- _What the exercise asks_
Output each line of the material exactly as it stands.

Saved entries:

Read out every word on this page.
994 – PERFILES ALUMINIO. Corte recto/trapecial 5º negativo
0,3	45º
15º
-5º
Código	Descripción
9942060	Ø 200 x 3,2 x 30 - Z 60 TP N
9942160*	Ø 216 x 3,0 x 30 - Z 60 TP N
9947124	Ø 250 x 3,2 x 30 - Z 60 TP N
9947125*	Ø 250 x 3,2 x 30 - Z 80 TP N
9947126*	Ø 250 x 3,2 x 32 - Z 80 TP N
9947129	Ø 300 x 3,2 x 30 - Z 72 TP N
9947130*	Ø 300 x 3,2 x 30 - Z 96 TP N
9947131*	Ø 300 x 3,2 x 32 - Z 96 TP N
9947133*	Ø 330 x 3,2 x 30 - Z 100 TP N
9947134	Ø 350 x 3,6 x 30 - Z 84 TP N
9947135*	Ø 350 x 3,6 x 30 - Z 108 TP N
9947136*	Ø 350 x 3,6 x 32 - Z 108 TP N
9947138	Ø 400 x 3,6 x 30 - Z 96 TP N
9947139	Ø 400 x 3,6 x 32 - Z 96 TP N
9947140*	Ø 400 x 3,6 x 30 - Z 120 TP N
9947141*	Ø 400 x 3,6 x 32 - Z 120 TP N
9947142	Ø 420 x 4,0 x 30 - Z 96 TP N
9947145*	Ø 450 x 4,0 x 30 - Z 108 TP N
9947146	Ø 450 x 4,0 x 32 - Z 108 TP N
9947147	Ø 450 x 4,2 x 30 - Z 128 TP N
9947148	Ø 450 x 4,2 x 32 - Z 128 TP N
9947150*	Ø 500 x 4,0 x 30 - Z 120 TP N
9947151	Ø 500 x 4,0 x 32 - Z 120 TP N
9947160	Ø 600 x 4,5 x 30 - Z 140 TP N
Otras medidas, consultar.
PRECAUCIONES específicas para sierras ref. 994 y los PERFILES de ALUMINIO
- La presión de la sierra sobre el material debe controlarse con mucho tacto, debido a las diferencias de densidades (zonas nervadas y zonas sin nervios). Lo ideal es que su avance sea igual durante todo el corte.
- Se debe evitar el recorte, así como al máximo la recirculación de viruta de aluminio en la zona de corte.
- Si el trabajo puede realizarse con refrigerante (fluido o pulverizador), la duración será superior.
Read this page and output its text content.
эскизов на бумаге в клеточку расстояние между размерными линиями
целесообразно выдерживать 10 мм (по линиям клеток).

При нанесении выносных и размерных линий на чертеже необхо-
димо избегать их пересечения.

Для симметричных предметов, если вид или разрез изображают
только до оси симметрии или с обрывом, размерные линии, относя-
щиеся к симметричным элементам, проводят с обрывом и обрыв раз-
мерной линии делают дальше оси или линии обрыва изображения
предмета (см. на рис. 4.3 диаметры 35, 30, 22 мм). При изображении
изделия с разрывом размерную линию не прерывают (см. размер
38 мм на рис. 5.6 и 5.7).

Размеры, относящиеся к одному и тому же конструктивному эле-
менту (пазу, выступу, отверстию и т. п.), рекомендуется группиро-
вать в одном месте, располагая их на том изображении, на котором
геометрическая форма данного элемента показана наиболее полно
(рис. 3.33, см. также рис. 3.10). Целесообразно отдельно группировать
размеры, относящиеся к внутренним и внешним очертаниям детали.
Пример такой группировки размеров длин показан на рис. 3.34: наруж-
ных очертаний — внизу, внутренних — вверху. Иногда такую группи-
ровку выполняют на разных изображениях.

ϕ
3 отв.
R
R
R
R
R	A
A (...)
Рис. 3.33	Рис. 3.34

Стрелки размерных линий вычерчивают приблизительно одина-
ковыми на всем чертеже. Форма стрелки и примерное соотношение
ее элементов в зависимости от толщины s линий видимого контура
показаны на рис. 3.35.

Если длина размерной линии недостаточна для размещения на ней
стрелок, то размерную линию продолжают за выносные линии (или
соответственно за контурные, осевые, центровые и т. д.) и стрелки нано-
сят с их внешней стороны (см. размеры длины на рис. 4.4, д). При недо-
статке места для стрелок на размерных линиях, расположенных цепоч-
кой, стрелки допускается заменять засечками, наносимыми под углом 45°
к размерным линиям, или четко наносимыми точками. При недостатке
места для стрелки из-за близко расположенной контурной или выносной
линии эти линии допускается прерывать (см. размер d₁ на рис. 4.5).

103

- _Response to this task_
Read out every word on this page.
994 – PERFILES ALUMINIO. Corte recto/trapecial 5º negativo
0,3	45º
15º
-5º
Código	Descripción
9942060	Ø 200 x 3,2 x 30 - Z 60 TP N
9942160*	Ø 216 x 3,0 x 30 - Z 60 TP N
9947124	Ø 250 x 3,2 x 30 - Z 60 TP N
9947125*	Ø 250 x 3,2 x 30 - Z 80 TP N
9947126*	Ø 250 x 3,2 x 32 - Z 80 TP N
9947129	Ø 300 x 3,2 x 30 - Z 72 TP N
9947130*	Ø 300 x 3,2 x 30 - Z 96 TP N
9947131*	Ø 300 x 3,2 x 32 - Z 96 TP N
9947133*	Ø 330 x 3,2 x 30 - Z 100 TP N
9947134	Ø 350 x 3,6 x 30 - Z 84 TP N
9947135*	Ø 350 x 3,6 x 30 - Z 108 TP N
9947136*	Ø 350 x 3,6 x 32 - Z 108 TP N
9947138	Ø 400 x 3,6 x 30 - Z 96 TP N
9947139	Ø 400 x 3,6 x 32 - Z 96 TP N
9947140*	Ø 400 x 3,6 x 30 - Z 120 TP N
9947141*	Ø 400 x 3,6 x 32 - Z 120 TP N
9947142	Ø 420 x 4,0 x 30 - Z 96 TP N
9947145*	Ø 450 x 4,0 x 30 - Z 108 TP N
9947146	Ø 450 x 4,0 x 32 - Z 108 TP N
9947147	Ø 450 x 4,2 x 30 - Z 128 TP N
9947148	Ø 450 x 4,2 x 32 - Z 128 TP N
9947150*	Ø 500 x 4,0 x 30 - Z 120 TP N
9947151	Ø 500 x 4,0 x 32 - Z 120 TP N
9947160	Ø 600 x 4,5 x 30 - Z 140 TP N
Otras medidas, consultar.
PRECAUCIONES específicas para sierras ref. 994 y los PERFILES de ALUMINIO
- La presión de la sierra sobre el material debe controlarse con mucho tacto, debido a las diferencias de densidades (zonas nervadas y zonas sin nervios). Lo ideal es que su avance sea igual durante todo el corte.
- Se debe evitar el recorte, así como al máximo la recirculación de viruta de aluminio en la zona de corte.
- Si el trabajo puede realizarse con refrigerante (fluido o pulverizador), la duración será superior.
Read this page and output its text content.
эскизов на бумаге в клеточку расстояние между размерными линиями
целесообразно выдерживать 10 мм (по линиям клеток).

При нанесении выносных и размерных линий на чертеже необхо-
димо избегать их пересечения.

Для симметричных предметов, если вид или разрез изображают
только до оси симметрии или с обрывом, размерные линии, относя-
щиеся к симметричным элементам, проводят с обрывом и обрыв раз-
мерной линии делают дальше оси или линии обрыва изображения
предмета (см. на рис. 4.3 диаметры 35, 30, 22 мм). При изображении
изделия с разрывом размерную линию не прерывают (см. размер
38 мм на рис. 5.6 и 5.7).

Размеры, относящиеся к одному и тому же конструктивному эле-
менту (пазу, выступу, отверстию и т. п.), рекомендуется группиро-
вать в одном месте, располагая их на том изображении, на котором
геометрическая форма данного элемента показана наиболее полно
(рис. 3.33, см. также рис. 3.10). Целесообразно отдельно группировать
размеры, относящиеся к внутренним и внешним очертаниям детали.
Пример такой группировки размеров длин показан на рис. 3.34: наруж-
ных очертаний — внизу, внутренних — вверху. Иногда такую группи-
ровку выполняют на разных изображениях.

ϕ
3 отв.
R
R
R
R
R	A
A (...)
Рис. 3.33	Рис. 3.34

Стрелки размерных линий вычерчивают приблизительно одина-
ковыми на всем чертеже. Форма стрелки и примерное соотношение
ее элементов в зависимости от толщины s линий видимого контура
показаны на рис. 3.35.

Если длина размерной линии недостаточна для размещения на ней
стрелок, то размерную линию продолжают за выносные линии (или
соответственно за контурные, осевые, центровые и т. д.) и стрелки нано-
сят с их внешней стороны (см. размеры длины на рис. 4.4, д). При недо-
статке места для стрелок на размерных линиях, расположенных цепоч-
кой, стрелки допускается заменять засечками, наносимыми под углом 45°
к размерным линиям, или четко наносимыми точками. При недостатке
места для стрелки из-за близко расположенной контурной или выносной
линии эти линии допускается прерывать (см. размер d₁ на рис. 4.5).

103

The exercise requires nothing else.